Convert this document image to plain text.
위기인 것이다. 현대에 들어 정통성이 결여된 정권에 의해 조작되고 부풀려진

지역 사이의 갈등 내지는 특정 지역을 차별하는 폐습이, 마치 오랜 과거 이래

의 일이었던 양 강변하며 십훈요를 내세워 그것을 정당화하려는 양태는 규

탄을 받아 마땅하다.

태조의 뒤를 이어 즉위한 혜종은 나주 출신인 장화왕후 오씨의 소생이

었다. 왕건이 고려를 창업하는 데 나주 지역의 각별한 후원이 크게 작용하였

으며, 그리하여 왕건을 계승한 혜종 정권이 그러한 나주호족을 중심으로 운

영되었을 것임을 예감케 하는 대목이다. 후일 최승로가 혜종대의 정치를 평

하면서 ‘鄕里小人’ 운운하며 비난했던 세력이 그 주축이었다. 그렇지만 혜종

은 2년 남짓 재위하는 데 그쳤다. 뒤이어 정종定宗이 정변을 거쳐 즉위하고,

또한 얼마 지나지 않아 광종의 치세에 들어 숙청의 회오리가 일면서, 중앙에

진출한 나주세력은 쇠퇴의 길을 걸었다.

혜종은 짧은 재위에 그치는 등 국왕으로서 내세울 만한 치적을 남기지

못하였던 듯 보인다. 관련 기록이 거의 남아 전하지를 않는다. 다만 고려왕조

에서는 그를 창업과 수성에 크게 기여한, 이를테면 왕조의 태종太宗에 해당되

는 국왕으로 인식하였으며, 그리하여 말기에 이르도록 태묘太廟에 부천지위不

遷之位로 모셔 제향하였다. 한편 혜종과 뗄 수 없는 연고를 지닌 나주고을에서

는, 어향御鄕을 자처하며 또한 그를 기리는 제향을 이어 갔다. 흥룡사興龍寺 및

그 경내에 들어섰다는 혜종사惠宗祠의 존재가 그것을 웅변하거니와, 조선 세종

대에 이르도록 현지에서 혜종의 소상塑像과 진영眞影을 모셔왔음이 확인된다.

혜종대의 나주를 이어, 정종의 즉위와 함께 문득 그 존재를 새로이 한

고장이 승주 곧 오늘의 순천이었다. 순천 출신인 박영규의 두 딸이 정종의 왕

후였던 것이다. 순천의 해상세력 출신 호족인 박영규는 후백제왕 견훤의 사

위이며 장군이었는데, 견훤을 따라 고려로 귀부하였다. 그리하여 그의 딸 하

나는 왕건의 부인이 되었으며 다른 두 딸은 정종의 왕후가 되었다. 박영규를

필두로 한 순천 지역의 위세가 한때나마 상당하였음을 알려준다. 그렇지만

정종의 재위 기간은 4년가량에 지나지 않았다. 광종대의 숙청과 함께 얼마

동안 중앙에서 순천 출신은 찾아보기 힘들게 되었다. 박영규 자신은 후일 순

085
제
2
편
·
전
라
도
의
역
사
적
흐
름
----
* **Written task**
Transcribe the full listing above without leaving anything out.

* **Final result**
Convert this document image to plain text.
위기인 것이다. 현대에 들어 정통성이 결여된 정권에 의해 조작되고 부풀려진

지역 사이의 갈등 내지는 특정 지역을 차별하는 폐습이, 마치 오랜 과거 이래

의 일이었던 양 강변하며 십훈요를 내세워 그것을 정당화하려는 양태는 규

탄을 받아 마땅하다.

태조의 뒤를 이어 즉위한 혜종은 나주 출신인 장화왕후 오씨의 소생이

었다. 왕건이 고려를 창업하는 데 나주 지역의 각별한 후원이 크게 작용하였

으며, 그리하여 왕건을 계승한 혜종 정권이 그러한 나주호족을 중심으로 운

영되었을 것임을 예감케 하는 대목이다. 후일 최승로가 혜종대의 정치를 평

하면서 ‘鄕里小人’ 운운하며 비난했던 세력이 그 주축이었다. 그렇지만 혜종

은 2년 남짓 재위하는 데 그쳤다. 뒤이어 정종定宗이 정변을 거쳐 즉위하고,

또한 얼마 지나지 않아 광종의 치세에 들어 숙청의 회오리가 일면서, 중앙에

진출한 나주세력은 쇠퇴의 길을 걸었다.

혜종은 짧은 재위에 그치는 등 국왕으로서 내세울 만한 치적을 남기지

못하였던 듯 보인다. 관련 기록이 거의 남아 전하지를 않는다. 다만 고려왕조

에서는 그를 창업과 수성에 크게 기여한, 이를테면 왕조의 태종太宗에 해당되

는 국왕으로 인식하였으며, 그리하여 말기에 이르도록 태묘太廟에 부천지위不

遷之位로 모셔 제향하였다. 한편 혜종과 뗄 수 없는 연고를 지닌 나주고을에서

는, 어향御鄕을 자처하며 또한 그를 기리는 제향을 이어 갔다. 흥룡사興龍寺 및

그 경내에 들어섰다는 혜종사惠宗祠의 존재가 그것을 웅변하거니와, 조선 세종

대에 이르도록 현지에서 혜종의 소상塑像과 진영眞影을 모셔왔음이 확인된다.

혜종대의 나주를 이어, 정종의 즉위와 함께 문득 그 존재를 새로이 한

고장이 승주 곧 오늘의 순천이었다. 순천 출신인 박영규의 두 딸이 정종의 왕

후였던 것이다. 순천의 해상세력 출신 호족인 박영규는 후백제왕 견훤의 사

위이며 장군이었는데, 견훤을 따라 고려로 귀부하였다. 그리하여 그의 딸 하

나는 왕건의 부인이 되었으며 다른 두 딸은 정종의 왕후가 되었다. 박영규를

필두로 한 순천 지역의 위세가 한때나마 상당하였음을 알려준다. 그렇지만

정종의 재위 기간은 4년가량에 지나지 않았다. 광종대의 숙청과 함께 얼마

동안 중앙에서 순천 출신은 찾아보기 힘들게 되었다. 박영규 자신은 후일 순

085
제
2
편
·
전
라
도
의
역
사
적
흐
름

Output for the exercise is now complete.